Written exercise
Return the records that follow, matching each one exactly.

Supplied information
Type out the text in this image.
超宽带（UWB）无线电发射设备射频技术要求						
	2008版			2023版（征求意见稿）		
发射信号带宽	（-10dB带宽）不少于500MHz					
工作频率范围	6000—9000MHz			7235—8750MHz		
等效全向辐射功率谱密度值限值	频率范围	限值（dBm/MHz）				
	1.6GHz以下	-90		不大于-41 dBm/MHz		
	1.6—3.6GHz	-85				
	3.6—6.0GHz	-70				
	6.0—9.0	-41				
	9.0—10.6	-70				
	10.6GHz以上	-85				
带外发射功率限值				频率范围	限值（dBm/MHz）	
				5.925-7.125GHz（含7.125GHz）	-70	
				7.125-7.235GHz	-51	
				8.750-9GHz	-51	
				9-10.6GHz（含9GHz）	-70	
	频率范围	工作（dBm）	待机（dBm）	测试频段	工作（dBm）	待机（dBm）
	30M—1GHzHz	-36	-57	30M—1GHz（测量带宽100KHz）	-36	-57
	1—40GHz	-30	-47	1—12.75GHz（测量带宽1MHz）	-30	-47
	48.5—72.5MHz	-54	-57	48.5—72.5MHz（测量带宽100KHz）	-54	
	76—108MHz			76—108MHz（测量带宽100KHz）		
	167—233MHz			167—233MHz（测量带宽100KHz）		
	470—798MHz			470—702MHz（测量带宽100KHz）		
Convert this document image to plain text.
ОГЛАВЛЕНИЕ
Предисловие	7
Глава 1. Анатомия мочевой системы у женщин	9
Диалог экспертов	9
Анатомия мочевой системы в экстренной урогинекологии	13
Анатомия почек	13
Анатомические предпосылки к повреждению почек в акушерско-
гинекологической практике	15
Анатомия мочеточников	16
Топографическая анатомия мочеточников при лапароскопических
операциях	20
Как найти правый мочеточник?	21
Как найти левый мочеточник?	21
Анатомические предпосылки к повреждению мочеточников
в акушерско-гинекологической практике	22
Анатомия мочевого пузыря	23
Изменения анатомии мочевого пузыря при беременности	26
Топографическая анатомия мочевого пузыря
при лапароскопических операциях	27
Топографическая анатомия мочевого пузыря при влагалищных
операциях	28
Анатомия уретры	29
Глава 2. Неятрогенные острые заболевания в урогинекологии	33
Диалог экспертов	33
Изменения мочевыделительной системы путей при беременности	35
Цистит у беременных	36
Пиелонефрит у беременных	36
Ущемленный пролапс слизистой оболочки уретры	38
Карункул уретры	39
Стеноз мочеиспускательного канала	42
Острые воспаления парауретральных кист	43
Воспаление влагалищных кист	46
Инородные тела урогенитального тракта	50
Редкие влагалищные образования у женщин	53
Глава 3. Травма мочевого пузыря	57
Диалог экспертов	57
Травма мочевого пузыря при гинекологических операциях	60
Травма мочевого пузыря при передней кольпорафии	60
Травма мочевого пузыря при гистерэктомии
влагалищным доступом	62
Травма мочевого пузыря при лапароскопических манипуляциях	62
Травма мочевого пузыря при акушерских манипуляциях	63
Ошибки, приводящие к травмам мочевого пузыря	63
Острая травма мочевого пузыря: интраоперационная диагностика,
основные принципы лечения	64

Final answer
Type out the text in this image.
超宽带（UWB）无线电发射设备射频技术要求						
	2008版			2023版（征求意见稿）		
发射信号带宽	（-10dB带宽）不少于500MHz					
工作频率范围	6000—9000MHz			7235—8750MHz		
等效全向辐射功率谱密度值限值	频率范围	限值（dBm/MHz）				
	1.6GHz以下	-90		不大于-41 dBm/MHz		
	1.6—3.6GHz	-85				
	3.6—6.0GHz	-70				
	6.0—9.0	-41				
	9.0—10.6	-70				
	10.6GHz以上	-85				
带外发射功率限值				频率范围	限值（dBm/MHz）	
				5.925-7.125GHz（含7.125GHz）	-70	
				7.125-7.235GHz	-51	
				8.750-9GHz	-51	
				9-10.6GHz（含9GHz）	-70	
	频率范围	工作（dBm）	待机（dBm）	测试频段	工作（dBm）	待机（dBm）
	30M—1GHzHz	-36	-57	30M—1GHz（测量带宽100KHz）	-36	-57
	1—40GHz	-30	-47	1—12.75GHz（测量带宽1MHz）	-30	-47
	48.5—72.5MHz	-54	-57	48.5—72.5MHz（测量带宽100KHz）	-54	
	76—108MHz			76—108MHz（测量带宽100KHz）		
	167—233MHz			167—233MHz（测量带宽100KHz）		
	470—798MHz			470—702MHz（测量带宽100KHz）		
Convert this document image to plain text.
ОГЛАВЛЕНИЕ
Предисловие	7
Глава 1. Анатомия мочевой системы у женщин	9
Диалог экспертов	9
Анатомия мочевой системы в экстренной урогинекологии	13
Анатомия почек	13
Анатомические предпосылки к повреждению почек в акушерско-
гинекологической практике	15
Анатомия мочеточников	16
Топографическая анатомия мочеточников при лапароскопических
операциях	20
Как найти правый мочеточник?	21
Как найти левый мочеточник?	21
Анатомические предпосылки к повреждению мочеточников
в акушерско-гинекологической практике	22
Анатомия мочевого пузыря	23
Изменения анатомии мочевого пузыря при беременности	26
Топографическая анатомия мочевого пузыря
при лапароскопических операциях	27
Топографическая анатомия мочевого пузыря при влагалищных
операциях	28
Анатомия уретры	29
Глава 2. Неятрогенные острые заболевания в урогинекологии	33
Диалог экспертов	33
Изменения мочевыделительной системы путей при беременности	35
Цистит у беременных	36
Пиелонефрит у беременных	36
Ущемленный пролапс слизистой оболочки уретры	38
Карункул уретры	39
Стеноз мочеиспускательного канала	42
Острые воспаления парауретральных кист	43
Воспаление влагалищных кист	46
Инородные тела урогенитального тракта	50
Редкие влагалищные образования у женщин	53
Глава 3. Травма мочевого пузыря	57
Диалог экспертов	57
Травма мочевого пузыря при гинекологических операциях	60
Травма мочевого пузыря при передней кольпорафии	60
Травма мочевого пузыря при гистерэктомии
влагалищным доступом	62
Травма мочевого пузыря при лапароскопических манипуляциях	62
Травма мочевого пузыря при акушерских манипуляциях	63
Ошибки, приводящие к травмам мочевого пузыря	63
Острая травма мочевого пузыря: интраоперационная диагностика,
основные принципы лечения	64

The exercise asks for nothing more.